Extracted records
++++++++++

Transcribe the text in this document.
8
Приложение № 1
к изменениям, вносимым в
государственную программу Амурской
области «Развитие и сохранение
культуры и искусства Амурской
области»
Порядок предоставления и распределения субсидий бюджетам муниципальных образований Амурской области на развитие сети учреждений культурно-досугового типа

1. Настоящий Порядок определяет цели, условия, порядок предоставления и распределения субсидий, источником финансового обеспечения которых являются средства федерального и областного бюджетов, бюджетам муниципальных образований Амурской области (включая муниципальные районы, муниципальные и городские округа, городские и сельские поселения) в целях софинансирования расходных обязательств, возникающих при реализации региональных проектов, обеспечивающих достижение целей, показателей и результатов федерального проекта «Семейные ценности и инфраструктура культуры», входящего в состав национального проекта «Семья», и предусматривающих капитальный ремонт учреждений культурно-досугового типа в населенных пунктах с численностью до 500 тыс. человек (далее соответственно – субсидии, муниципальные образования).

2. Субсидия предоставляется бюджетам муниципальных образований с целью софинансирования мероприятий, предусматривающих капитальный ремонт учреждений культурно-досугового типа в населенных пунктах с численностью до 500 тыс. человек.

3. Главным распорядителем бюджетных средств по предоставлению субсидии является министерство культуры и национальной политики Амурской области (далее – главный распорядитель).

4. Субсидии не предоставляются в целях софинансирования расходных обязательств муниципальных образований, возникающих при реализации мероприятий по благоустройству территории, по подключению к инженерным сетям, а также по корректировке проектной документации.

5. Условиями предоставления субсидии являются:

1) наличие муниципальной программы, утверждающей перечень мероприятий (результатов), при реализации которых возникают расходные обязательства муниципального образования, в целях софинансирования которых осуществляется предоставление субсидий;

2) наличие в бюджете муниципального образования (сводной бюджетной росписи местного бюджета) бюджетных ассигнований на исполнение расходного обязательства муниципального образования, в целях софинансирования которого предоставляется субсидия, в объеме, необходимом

++++++++++

• **TASK OBJECTIVE**
Each line of the listing should be echoed back exactly.

• **RESPONSE TO THE TASK**
Transcribe the text in this document.
8
Приложение № 1
к изменениям, вносимым в
государственную программу Амурской
области «Развитие и сохранение
культуры и искусства Амурской
области»
Порядок предоставления и распределения субсидий бюджетам муниципальных образований Амурской области на развитие сети учреждений культурно-досугового типа

1. Настоящий Порядок определяет цели, условия, порядок предоставления и распределения субсидий, источником финансового обеспечения которых являются средства федерального и областного бюджетов, бюджетам муниципальных образований Амурской области (включая муниципальные районы, муниципальные и городские округа, городские и сельские поселения) в целях софинансирования расходных обязательств, возникающих при реализации региональных проектов, обеспечивающих достижение целей, показателей и результатов федерального проекта «Семейные ценности и инфраструктура культуры», входящего в состав национального проекта «Семья», и предусматривающих капитальный ремонт учреждений культурно-досугового типа в населенных пунктах с численностью до 500 тыс. человек (далее соответственно – субсидии, муниципальные образования).

2. Субсидия предоставляется бюджетам муниципальных образований с целью софинансирования мероприятий, предусматривающих капитальный ремонт учреждений культурно-досугового типа в населенных пунктах с численностью до 500 тыс. человек.

3. Главным распорядителем бюджетных средств по предоставлению субсидии является министерство культуры и национальной политики Амурской области (далее – главный распорядитель).

4. Субсидии не предоставляются в целях софинансирования расходных обязательств муниципальных образований, возникающих при реализации мероприятий по благоустройству территории, по подключению к инженерным сетям, а также по корректировке проектной документации.

5. Условиями предоставления субсидии являются:

1) наличие муниципальной программы, утверждающей перечень мероприятий (результатов), при реализации которых возникают расходные обязательства муниципального образования, в целях софинансирования которых осуществляется предоставление субсидий;

2) наличие в бюджете муниципального образования (сводной бюджетной росписи местного бюджета) бюджетных ассигнований на исполнение расходного обязательства муниципального образования, в целях софинансирования которого предоставляется субсидия, в объеме, необходимом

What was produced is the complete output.